Pictures aside, write out every record exactly as it appears.

(Extracts from a graphics dataset)
● ● ● ● ● ● ●

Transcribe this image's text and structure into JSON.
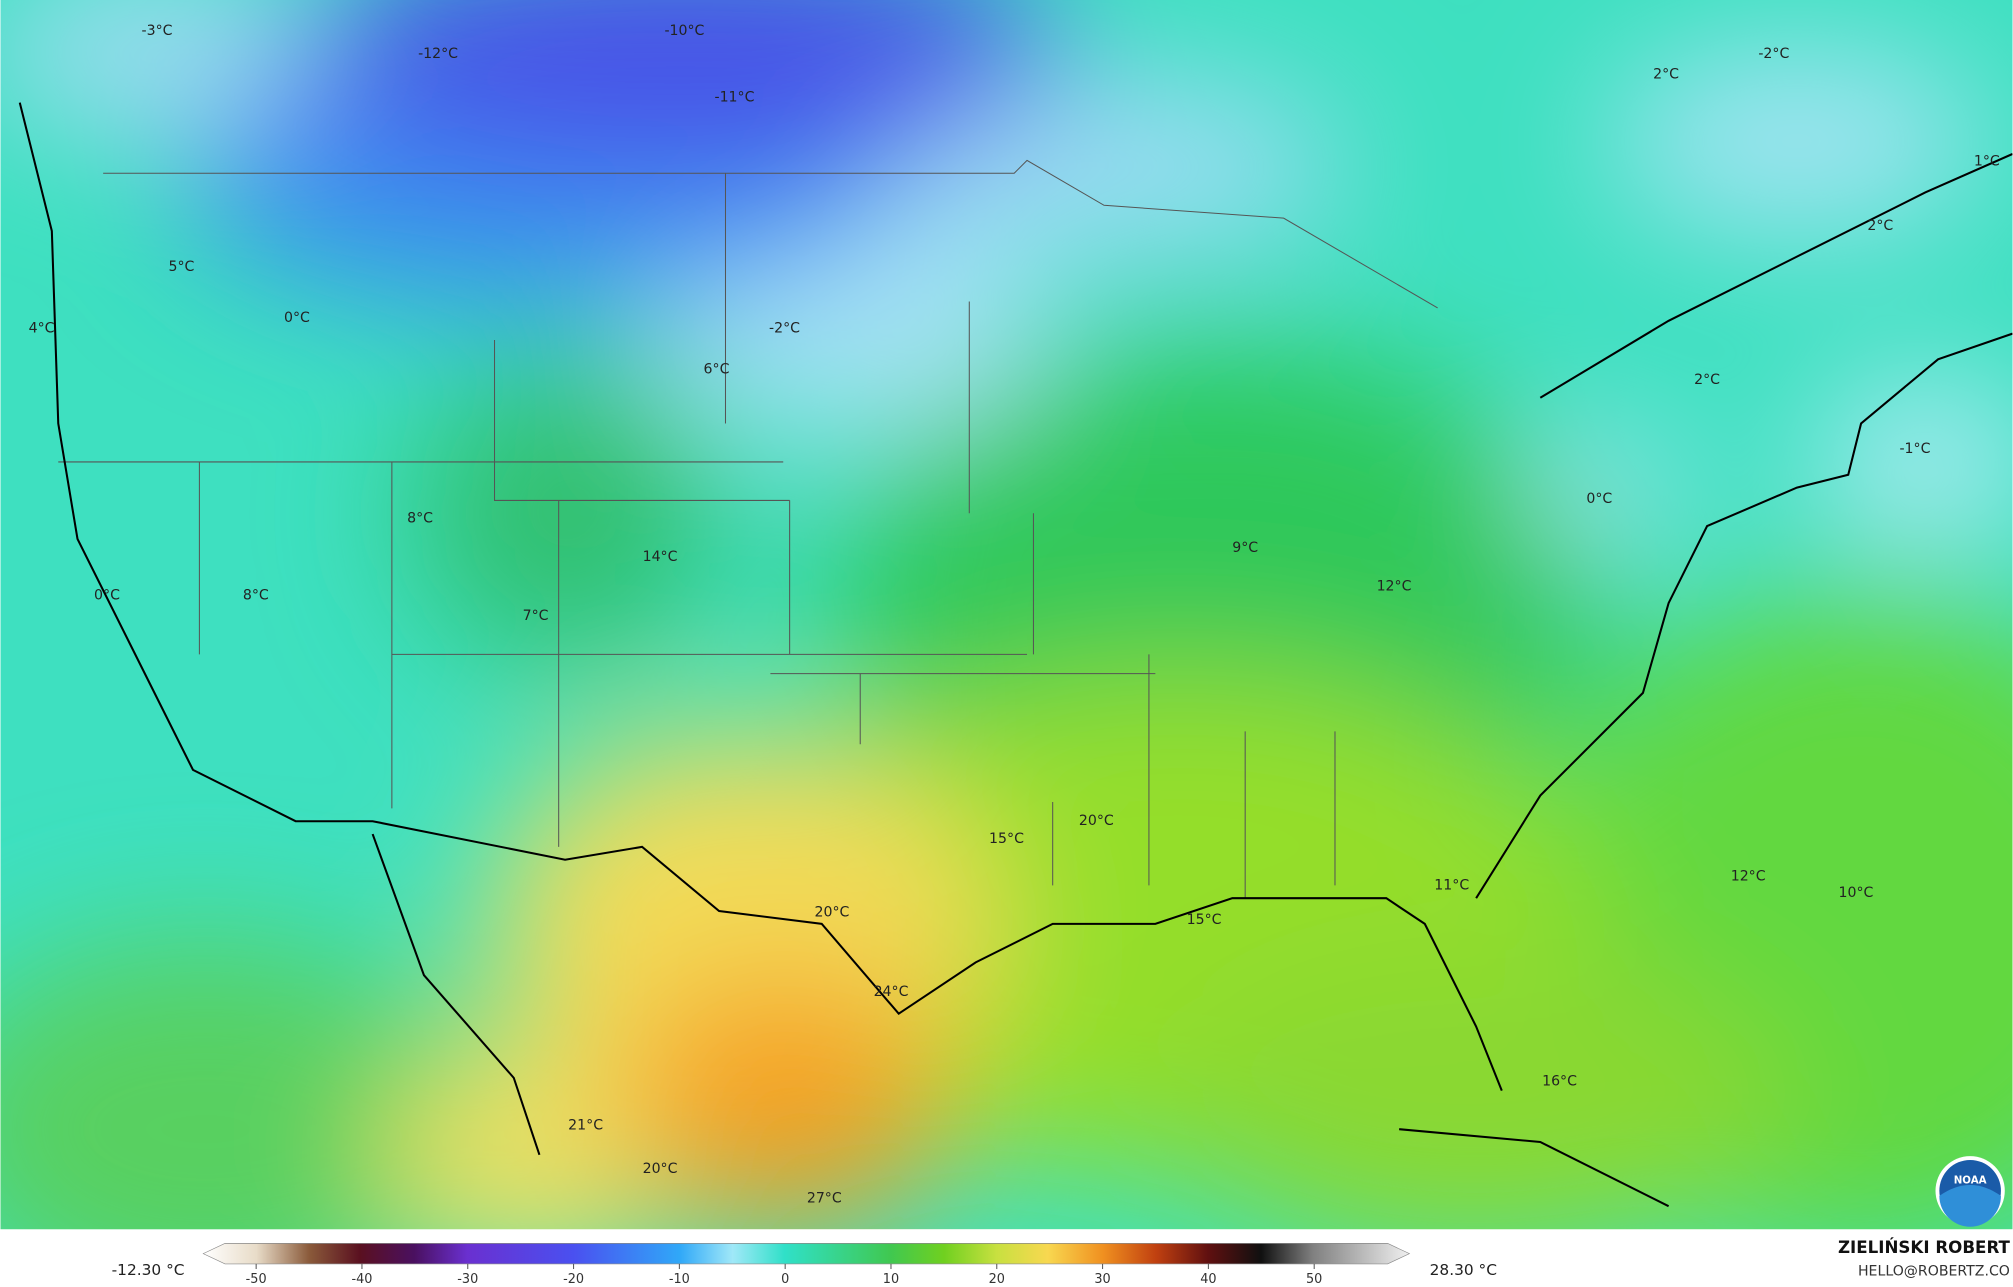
{
  "map": {
    "labels": [
      "-3°C",
      "-12°C",
      "-10°C",
      "-11°C",
      "2°C",
      "-2°C",
      "1°C",
      "2°C",
      "5°C",
      "0°C",
      "4°C",
      "-2°C",
      "6°C",
      "2°C",
      "-1°C",
      "0°C",
      "8°C",
      "14°C",
      "9°C",
      "12°C",
      "0°C",
      "8°C",
      "7°C",
      "20°C",
      "15°C",
      "12°C",
      "10°C",
      "11°C",
      "15°C",
      "20°C",
      "24°C",
      "16°C",
      "21°C",
      "20°C",
      "27°C"
    ]
  },
  "colorbar": {
    "min_label": "-12.30 °C",
    "max_label": "28.30 °C",
    "lim": [
      -55,
      59
    ],
    "ticks": [
      -50,
      -40,
      -30,
      -20,
      -10,
      0,
      10,
      20,
      30,
      40,
      50
    ]
  },
  "credit": {
    "author": "ZIELIŃSKI ROBERT",
    "contact": "HELLO@ROBERTZ.CO"
  },
  "logo": "NOAA"
}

● ● ● ● ● ● ●

▶ **Exercise solution**:
Transcribe this image's text and structure into JSON.
{
  "map": {
    "labels": [
      "-3°C",
      "-12°C",
      "-10°C",
      "-11°C",
      "2°C",
      "-2°C",
      "1°C",
      "2°C",
      "5°C",
      "0°C",
      "4°C",
      "-2°C",
      "6°C",
      "2°C",
      "-1°C",
      "0°C",
      "8°C",
      "14°C",
      "9°C",
      "12°C",
      "0°C",
      "8°C",
      "7°C",
      "20°C",
      "15°C",
      "12°C",
      "10°C",
      "11°C",
      "15°C",
      "20°C",
      "24°C",
      "16°C",
      "21°C",
      "20°C",
      "27°C"
    ]
  },
  "colorbar": {
    "min_label": "-12.30 °C",
    "max_label": "28.30 °C",
    "lim": [
      -55,
      59
    ],
    "ticks": [
      -50,
      -40,
      -30,
      -20,
      -10,
      0,
      10,
      20,
      30,
      40,
      50
    ]
  },
  "credit": {
    "author": "ZIELIŃSKI ROBERT",
    "contact": "HELLO@ROBERTZ.CO"
  },
  "logo": "NOAA"
}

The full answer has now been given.